Exercise details. Exactly reproduce each record listed below.

+++++

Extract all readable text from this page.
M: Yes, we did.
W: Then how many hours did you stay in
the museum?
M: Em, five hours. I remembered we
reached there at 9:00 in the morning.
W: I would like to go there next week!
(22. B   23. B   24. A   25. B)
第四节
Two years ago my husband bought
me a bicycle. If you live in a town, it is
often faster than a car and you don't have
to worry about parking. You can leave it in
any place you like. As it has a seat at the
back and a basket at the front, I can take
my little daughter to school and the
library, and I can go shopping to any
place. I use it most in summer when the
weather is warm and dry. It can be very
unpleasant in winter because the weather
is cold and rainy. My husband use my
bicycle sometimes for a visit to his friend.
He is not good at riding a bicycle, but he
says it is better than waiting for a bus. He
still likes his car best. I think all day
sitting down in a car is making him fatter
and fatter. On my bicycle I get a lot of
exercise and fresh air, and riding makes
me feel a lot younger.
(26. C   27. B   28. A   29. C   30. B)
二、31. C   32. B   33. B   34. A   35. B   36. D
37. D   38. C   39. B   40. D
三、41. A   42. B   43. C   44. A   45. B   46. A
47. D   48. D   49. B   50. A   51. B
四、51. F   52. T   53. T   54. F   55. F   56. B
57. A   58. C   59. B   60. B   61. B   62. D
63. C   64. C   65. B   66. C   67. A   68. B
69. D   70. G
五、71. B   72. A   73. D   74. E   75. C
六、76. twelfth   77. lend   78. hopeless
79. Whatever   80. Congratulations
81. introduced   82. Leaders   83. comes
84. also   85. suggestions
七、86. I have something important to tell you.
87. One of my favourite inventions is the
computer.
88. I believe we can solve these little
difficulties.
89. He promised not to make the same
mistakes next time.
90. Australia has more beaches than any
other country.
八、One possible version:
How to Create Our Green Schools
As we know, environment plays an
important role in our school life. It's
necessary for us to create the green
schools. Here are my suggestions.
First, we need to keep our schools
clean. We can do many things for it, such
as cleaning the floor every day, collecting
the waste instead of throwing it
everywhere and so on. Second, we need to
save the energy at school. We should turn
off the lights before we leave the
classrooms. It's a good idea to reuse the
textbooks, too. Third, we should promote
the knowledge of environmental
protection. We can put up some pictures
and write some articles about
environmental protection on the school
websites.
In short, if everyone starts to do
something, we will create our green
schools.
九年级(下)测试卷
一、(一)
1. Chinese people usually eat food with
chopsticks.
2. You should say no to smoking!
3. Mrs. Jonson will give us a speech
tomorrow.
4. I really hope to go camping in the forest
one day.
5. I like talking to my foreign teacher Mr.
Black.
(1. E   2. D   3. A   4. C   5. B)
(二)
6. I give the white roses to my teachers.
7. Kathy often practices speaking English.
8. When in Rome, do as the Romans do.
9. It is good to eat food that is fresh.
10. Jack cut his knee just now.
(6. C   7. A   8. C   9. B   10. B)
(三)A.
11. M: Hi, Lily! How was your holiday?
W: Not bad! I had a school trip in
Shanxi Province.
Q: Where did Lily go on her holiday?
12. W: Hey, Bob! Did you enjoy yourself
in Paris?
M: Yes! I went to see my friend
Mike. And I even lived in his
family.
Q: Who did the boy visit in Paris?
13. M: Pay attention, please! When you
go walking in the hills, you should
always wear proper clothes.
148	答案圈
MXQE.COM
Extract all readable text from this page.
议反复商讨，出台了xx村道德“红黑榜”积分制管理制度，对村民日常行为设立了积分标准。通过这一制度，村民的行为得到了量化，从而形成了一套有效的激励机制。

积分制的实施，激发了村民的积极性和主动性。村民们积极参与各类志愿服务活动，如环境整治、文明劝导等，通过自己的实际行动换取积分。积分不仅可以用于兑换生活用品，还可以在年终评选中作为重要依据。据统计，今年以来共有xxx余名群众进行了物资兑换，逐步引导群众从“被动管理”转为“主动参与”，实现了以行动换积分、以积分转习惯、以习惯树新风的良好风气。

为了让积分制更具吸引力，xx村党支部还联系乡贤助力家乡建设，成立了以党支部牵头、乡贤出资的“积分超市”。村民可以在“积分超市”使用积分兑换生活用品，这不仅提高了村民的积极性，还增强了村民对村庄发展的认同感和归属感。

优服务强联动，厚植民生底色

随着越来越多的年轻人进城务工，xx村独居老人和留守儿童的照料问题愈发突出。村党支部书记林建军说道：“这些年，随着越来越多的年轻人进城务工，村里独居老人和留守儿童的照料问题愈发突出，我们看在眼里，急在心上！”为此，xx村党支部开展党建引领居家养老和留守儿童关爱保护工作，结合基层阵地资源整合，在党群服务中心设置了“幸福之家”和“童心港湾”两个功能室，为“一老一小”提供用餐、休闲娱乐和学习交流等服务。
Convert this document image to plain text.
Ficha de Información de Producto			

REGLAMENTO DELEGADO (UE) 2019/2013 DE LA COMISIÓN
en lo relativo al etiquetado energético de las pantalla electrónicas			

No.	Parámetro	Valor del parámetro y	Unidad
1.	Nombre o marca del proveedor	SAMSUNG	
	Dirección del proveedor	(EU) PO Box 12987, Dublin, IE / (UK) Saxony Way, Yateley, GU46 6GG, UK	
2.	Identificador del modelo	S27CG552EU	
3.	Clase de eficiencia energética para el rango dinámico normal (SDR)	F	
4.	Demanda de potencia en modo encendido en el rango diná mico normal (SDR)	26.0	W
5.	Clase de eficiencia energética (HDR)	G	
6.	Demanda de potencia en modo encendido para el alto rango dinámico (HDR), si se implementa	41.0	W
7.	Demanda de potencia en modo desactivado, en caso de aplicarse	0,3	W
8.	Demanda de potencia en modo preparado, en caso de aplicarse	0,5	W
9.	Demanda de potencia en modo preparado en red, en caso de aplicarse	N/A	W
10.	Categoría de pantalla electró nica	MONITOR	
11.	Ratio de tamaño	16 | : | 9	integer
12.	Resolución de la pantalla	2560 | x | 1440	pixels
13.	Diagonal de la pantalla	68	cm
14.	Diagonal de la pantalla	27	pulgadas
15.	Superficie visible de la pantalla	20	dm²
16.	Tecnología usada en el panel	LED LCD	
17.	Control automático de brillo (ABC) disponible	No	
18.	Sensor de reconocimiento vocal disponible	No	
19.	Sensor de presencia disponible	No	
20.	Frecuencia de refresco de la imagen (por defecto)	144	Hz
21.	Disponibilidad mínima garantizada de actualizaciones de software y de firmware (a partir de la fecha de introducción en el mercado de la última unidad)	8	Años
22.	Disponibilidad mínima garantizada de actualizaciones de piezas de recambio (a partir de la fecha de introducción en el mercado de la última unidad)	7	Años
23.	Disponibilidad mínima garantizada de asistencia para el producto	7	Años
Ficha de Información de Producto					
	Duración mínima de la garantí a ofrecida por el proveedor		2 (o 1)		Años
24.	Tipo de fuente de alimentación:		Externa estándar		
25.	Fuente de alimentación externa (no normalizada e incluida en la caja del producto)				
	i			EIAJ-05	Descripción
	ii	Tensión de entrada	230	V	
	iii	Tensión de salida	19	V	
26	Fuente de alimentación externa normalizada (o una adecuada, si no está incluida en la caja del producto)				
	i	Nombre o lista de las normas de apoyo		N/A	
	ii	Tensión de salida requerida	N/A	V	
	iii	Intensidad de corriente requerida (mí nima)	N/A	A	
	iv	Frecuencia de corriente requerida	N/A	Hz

+++++

Complete answer.
Extract all readable text from this page.
M: Yes, we did.
W: Then how many hours did you stay in
the museum?
M: Em, five hours. I remembered we
reached there at 9:00 in the morning.
W: I would like to go there next week!
(22. B   23. B   24. A   25. B)
第四节
Two years ago my husband bought
me a bicycle. If you live in a town, it is
often faster than a car and you don't have
to worry about parking. You can leave it in
any place you like. As it has a seat at the
back and a basket at the front, I can take
my little daughter to school and the
library, and I can go shopping to any
place. I use it most in summer when the
weather is warm and dry. It can be very
unpleasant in winter because the weather
is cold and rainy. My husband use my
bicycle sometimes for a visit to his friend.
He is not good at riding a bicycle, but he
says it is better than waiting for a bus. He
still likes his car best. I think all day
sitting down in a car is making him fatter
and fatter. On my bicycle I get a lot of
exercise and fresh air, and riding makes
me feel a lot younger.
(26. C   27. B   28. A   29. C   30. B)
二、31. C   32. B   33. B   34. A   35. B   36. D
37. D   38. C   39. B   40. D
三、41. A   42. B   43. C   44. A   45. B   46. A
47. D   48. D   49. B   50. A   51. B
四、51. F   52. T   53. T   54. F   55. F   56. B
57. A   58. C   59. B   60. B   61. B   62. D
63. C   64. C   65. B   66. C   67. A   68. B
69. D   70. G
五、71. B   72. A   73. D   74. E   75. C
六、76. twelfth   77. lend   78. hopeless
79. Whatever   80. Congratulations
81. introduced   82. Leaders   83. comes
84. also   85. suggestions
七、86. I have something important to tell you.
87. One of my favourite inventions is the
computer.
88. I believe we can solve these little
difficulties.
89. He promised not to make the same
mistakes next time.
90. Australia has more beaches than any
other country.
八、One possible version:
How to Create Our Green Schools
As we know, environment plays an
important role in our school life. It's
necessary for us to create the green
schools. Here are my suggestions.
First, we need to keep our schools
clean. We can do many things for it, such
as cleaning the floor every day, collecting
the waste instead of throwing it
everywhere and so on. Second, we need to
save the energy at school. We should turn
off the lights before we leave the
classrooms. It's a good idea to reuse the
textbooks, too. Third, we should promote
the knowledge of environmental
protection. We can put up some pictures
and write some articles about
environmental protection on the school
websites.
In short, if everyone starts to do
something, we will create our green
schools.
九年级(下)测试卷
一、(一)
1. Chinese people usually eat food with
chopsticks.
2. You should say no to smoking!
3. Mrs. Jonson will give us a speech
tomorrow.
4. I really hope to go camping in the forest
one day.
5. I like talking to my foreign teacher Mr.
Black.
(1. E   2. D   3. A   4. C   5. B)
(二)
6. I give the white roses to my teachers.
7. Kathy often practices speaking English.
8. When in Rome, do as the Romans do.
9. It is good to eat food that is fresh.
10. Jack cut his knee just now.
(6. C   7. A   8. C   9. B   10. B)
(三)A.
11. M: Hi, Lily! How was your holiday?
W: Not bad! I had a school trip in
Shanxi Province.
Q: Where did Lily go on her holiday?
12. W: Hey, Bob! Did you enjoy yourself
in Paris?
M: Yes! I went to see my friend
Mike. And I even lived in his
family.
Q: Who did the boy visit in Paris?
13. M: Pay attention, please! When you
go walking in the hills, you should
always wear proper clothes.
148	答案圈
MXQE.COM
Extract all readable text from this page.
议反复商讨，出台了xx村道德“红黑榜”积分制管理制度，对村民日常行为设立了积分标准。通过这一制度，村民的行为得到了量化，从而形成了一套有效的激励机制。

积分制的实施，激发了村民的积极性和主动性。村民们积极参与各类志愿服务活动，如环境整治、文明劝导等，通过自己的实际行动换取积分。积分不仅可以用于兑换生活用品，还可以在年终评选中作为重要依据。据统计，今年以来共有xxx余名群众进行了物资兑换，逐步引导群众从“被动管理”转为“主动参与”，实现了以行动换积分、以积分转习惯、以习惯树新风的良好风气。

为了让积分制更具吸引力，xx村党支部还联系乡贤助力家乡建设，成立了以党支部牵头、乡贤出资的“积分超市”。村民可以在“积分超市”使用积分兑换生活用品，这不仅提高了村民的积极性，还增强了村民对村庄发展的认同感和归属感。

优服务强联动，厚植民生底色

随着越来越多的年轻人进城务工，xx村独居老人和留守儿童的照料问题愈发突出。村党支部书记林建军说道：“这些年，随着越来越多的年轻人进城务工，村里独居老人和留守儿童的照料问题愈发突出，我们看在眼里，急在心上！”为此，xx村党支部开展党建引领居家养老和留守儿童关爱保护工作，结合基层阵地资源整合，在党群服务中心设置了“幸福之家”和“童心港湾”两个功能室，为“一老一小”提供用餐、休闲娱乐和学习交流等服务。
Convert this document image to plain text.
Ficha de Información de Producto			

REGLAMENTO DELEGADO (UE) 2019/2013 DE LA COMISIÓN
en lo relativo al etiquetado energético de las pantalla electrónicas			

No.	Parámetro	Valor del parámetro y	Unidad
1.	Nombre o marca del proveedor	SAMSUNG	
	Dirección del proveedor	(EU) PO Box 12987, Dublin, IE / (UK) Saxony Way, Yateley, GU46 6GG, UK	
2.	Identificador del modelo	S27CG552EU	
3.	Clase de eficiencia energética para el rango dinámico normal (SDR)	F	
4.	Demanda de potencia en modo encendido en el rango diná mico normal (SDR)	26.0	W
5.	Clase de eficiencia energética (HDR)	G	
6.	Demanda de potencia en modo encendido para el alto rango dinámico (HDR), si se implementa	41.0	W
7.	Demanda de potencia en modo desactivado, en caso de aplicarse	0,3	W
8.	Demanda de potencia en modo preparado, en caso de aplicarse	0,5	W
9.	Demanda de potencia en modo preparado en red, en caso de aplicarse	N/A	W
10.	Categoría de pantalla electró nica	MONITOR	
11.	Ratio de tamaño	16 | : | 9	integer
12.	Resolución de la pantalla	2560 | x | 1440	pixels
13.	Diagonal de la pantalla	68	cm
14.	Diagonal de la pantalla	27	pulgadas
15.	Superficie visible de la pantalla	20	dm²
16.	Tecnología usada en el panel	LED LCD	
17.	Control automático de brillo (ABC) disponible	No	
18.	Sensor de reconocimiento vocal disponible	No	
19.	Sensor de presencia disponible	No	
20.	Frecuencia de refresco de la imagen (por defecto)	144	Hz
21.	Disponibilidad mínima garantizada de actualizaciones de software y de firmware (a partir de la fecha de introducción en el mercado de la última unidad)	8	Años
22.	Disponibilidad mínima garantizada de actualizaciones de piezas de recambio (a partir de la fecha de introducción en el mercado de la última unidad)	7	Años
23.	Disponibilidad mínima garantizada de asistencia para el producto	7	Años
Ficha de Información de Producto					
	Duración mínima de la garantí a ofrecida por el proveedor		2 (o 1)		Años
24.	Tipo de fuente de alimentación:		Externa estándar		
25.	Fuente de alimentación externa (no normalizada e incluida en la caja del producto)				
	i			EIAJ-05	Descripción
	ii	Tensión de entrada	230	V	
	iii	Tensión de salida	19	V	
26	Fuente de alimentación externa normalizada (o una adecuada, si no está incluida en la caja del producto)				
	i	Nombre o lista de las normas de apoyo		N/A	
	ii	Tensión de salida requerida	N/A	V	
	iii	Intensidad de corriente requerida (mí nima)	N/A	A	
	iv	Frecuencia de corriente requerida	N/A	Hz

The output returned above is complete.